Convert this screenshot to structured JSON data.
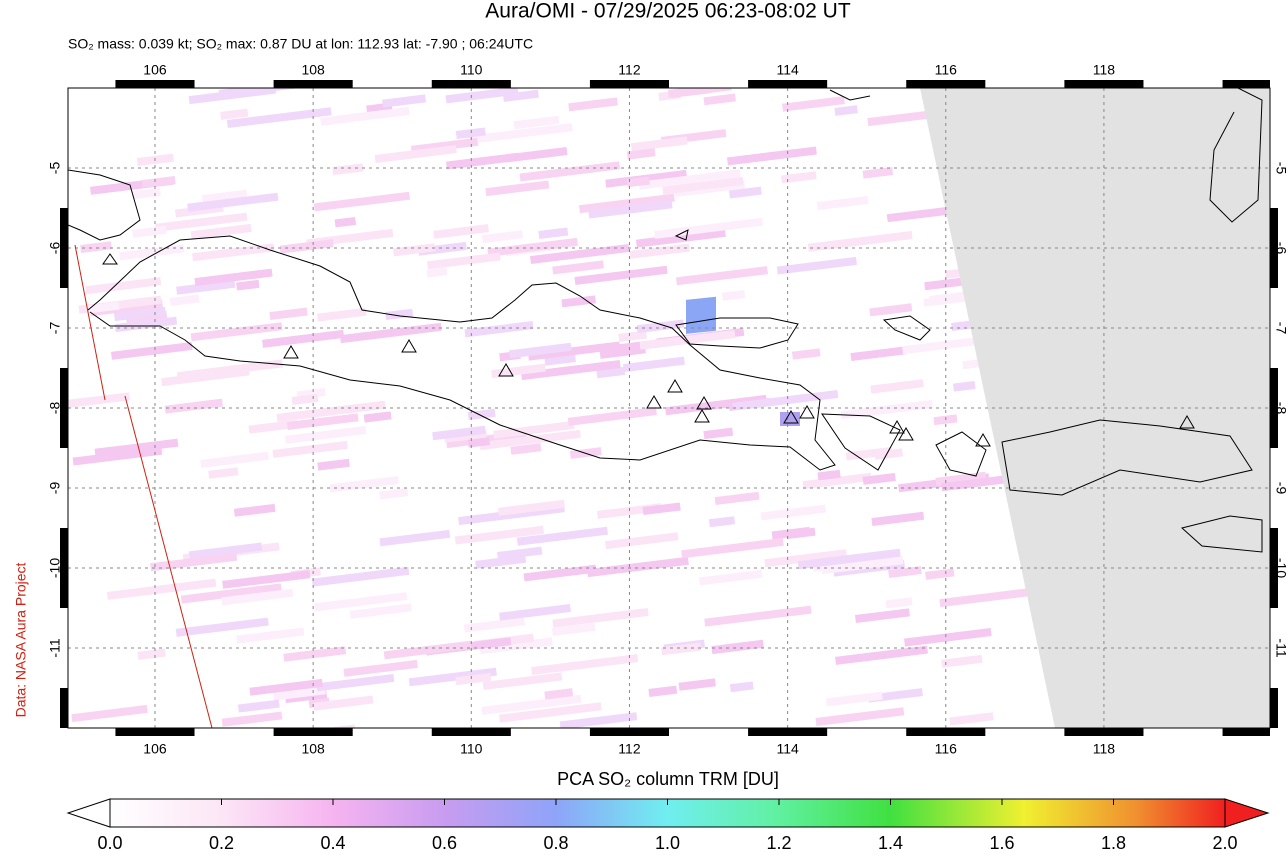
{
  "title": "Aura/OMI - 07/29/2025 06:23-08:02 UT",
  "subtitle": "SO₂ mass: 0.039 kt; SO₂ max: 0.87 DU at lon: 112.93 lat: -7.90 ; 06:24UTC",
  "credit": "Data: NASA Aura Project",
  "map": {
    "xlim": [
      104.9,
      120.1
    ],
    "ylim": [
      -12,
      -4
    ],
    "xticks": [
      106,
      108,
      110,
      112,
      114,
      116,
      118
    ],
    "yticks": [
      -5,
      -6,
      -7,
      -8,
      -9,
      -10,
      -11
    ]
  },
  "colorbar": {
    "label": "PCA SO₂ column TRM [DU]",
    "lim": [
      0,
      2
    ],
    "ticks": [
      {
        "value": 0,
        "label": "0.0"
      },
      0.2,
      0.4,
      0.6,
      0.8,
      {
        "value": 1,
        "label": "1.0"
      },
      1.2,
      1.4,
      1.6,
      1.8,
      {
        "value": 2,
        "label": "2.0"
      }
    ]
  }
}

....

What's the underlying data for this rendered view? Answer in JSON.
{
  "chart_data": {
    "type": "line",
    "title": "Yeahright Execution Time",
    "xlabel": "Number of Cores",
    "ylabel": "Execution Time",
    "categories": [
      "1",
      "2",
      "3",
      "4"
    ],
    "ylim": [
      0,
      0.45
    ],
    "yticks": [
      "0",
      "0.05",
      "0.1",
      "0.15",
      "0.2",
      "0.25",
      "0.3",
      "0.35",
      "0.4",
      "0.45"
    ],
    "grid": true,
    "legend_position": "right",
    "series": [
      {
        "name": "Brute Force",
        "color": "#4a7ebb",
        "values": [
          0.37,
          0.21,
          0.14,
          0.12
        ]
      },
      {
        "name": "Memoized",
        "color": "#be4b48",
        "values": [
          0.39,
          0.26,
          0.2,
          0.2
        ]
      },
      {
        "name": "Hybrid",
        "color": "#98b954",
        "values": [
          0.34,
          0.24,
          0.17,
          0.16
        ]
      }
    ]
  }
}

....

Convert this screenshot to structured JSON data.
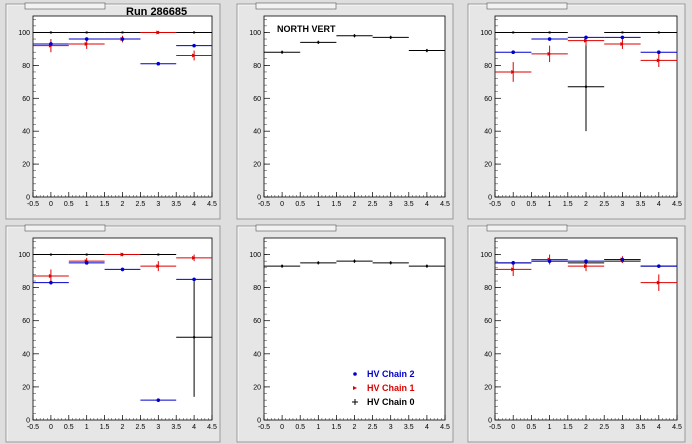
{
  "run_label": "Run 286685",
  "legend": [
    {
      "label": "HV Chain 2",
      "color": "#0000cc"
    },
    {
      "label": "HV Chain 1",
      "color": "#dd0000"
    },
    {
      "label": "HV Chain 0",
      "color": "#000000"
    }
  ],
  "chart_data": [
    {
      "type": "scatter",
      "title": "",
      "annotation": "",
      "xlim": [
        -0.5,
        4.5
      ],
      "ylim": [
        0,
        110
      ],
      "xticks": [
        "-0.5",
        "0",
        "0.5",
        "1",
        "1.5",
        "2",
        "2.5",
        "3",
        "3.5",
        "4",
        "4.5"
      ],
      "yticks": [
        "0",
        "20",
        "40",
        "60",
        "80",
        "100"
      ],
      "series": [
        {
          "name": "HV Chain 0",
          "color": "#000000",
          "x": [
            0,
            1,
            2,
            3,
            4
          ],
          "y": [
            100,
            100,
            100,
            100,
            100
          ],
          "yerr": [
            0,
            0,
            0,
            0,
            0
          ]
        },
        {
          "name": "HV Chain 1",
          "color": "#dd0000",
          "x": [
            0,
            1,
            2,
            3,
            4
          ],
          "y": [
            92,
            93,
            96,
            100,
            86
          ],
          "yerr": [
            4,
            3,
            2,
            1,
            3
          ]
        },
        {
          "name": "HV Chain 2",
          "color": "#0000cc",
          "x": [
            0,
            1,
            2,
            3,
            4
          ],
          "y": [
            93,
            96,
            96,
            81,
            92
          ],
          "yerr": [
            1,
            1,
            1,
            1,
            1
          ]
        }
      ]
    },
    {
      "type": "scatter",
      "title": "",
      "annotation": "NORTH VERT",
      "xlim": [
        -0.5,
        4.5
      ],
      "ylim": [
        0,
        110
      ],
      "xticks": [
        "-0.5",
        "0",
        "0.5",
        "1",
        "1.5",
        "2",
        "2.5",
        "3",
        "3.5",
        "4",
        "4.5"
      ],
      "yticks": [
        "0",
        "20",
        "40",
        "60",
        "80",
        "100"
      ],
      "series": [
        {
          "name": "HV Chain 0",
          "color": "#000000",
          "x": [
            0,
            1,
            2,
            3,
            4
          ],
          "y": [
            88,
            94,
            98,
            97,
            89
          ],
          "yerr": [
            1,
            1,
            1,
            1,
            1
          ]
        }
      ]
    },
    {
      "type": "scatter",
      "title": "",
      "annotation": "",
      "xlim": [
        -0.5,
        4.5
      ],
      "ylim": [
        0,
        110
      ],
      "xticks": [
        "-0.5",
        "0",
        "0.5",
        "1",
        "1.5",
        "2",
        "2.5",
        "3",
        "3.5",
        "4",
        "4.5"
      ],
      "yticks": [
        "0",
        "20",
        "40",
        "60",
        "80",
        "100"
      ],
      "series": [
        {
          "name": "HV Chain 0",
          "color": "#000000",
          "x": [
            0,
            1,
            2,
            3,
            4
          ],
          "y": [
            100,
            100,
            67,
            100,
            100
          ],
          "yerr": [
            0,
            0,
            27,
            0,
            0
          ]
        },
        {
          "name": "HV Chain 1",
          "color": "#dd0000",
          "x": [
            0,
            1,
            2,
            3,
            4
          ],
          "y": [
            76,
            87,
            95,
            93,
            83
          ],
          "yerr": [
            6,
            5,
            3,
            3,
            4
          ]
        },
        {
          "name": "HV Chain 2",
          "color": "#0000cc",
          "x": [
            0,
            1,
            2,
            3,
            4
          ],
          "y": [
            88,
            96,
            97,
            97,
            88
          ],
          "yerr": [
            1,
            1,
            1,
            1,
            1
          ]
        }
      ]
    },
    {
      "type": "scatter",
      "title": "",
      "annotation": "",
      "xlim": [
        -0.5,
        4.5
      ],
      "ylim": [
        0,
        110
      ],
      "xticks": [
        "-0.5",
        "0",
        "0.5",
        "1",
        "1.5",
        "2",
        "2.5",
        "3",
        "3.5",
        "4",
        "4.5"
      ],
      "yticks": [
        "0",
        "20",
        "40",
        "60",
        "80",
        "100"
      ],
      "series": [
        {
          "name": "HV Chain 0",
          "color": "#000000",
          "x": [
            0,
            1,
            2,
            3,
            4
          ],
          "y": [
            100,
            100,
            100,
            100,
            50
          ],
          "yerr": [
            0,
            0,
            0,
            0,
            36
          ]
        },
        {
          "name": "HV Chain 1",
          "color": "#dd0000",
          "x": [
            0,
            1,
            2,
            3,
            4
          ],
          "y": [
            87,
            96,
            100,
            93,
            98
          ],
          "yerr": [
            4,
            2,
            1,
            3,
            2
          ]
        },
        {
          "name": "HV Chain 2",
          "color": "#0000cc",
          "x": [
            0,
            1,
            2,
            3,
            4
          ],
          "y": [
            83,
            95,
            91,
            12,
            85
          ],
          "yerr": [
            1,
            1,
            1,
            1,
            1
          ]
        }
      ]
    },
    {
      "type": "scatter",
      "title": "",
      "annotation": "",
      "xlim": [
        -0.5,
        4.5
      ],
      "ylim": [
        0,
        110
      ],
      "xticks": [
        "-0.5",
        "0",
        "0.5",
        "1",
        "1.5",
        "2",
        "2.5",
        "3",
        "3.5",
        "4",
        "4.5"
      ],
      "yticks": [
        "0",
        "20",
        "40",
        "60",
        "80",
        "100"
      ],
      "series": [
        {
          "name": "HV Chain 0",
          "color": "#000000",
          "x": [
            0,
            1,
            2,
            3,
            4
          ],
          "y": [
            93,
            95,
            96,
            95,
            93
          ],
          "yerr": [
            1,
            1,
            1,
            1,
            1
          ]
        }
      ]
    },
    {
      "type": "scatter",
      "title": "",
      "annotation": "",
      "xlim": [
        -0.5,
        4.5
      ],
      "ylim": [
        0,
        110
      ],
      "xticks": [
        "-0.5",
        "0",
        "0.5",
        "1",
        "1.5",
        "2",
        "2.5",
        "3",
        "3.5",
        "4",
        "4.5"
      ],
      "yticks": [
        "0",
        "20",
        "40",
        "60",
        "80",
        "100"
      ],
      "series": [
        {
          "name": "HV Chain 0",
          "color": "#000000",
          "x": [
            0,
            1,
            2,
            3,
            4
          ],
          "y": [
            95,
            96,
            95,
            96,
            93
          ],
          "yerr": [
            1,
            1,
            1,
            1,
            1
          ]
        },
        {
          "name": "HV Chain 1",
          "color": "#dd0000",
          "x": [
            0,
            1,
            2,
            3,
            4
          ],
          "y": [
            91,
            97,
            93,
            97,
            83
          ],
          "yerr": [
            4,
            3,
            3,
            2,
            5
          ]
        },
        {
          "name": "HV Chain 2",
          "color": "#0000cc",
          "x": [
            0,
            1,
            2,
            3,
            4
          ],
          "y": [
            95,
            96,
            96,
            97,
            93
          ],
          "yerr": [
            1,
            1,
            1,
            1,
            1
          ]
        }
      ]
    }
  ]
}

....

**EXERCISE AIM**
Lines that include the word "Time" are to be extracted from the data above.

**WORKED SOLUTION**
    "title": "Yeahright Execution Time",
    "ylabel": "Execution Time",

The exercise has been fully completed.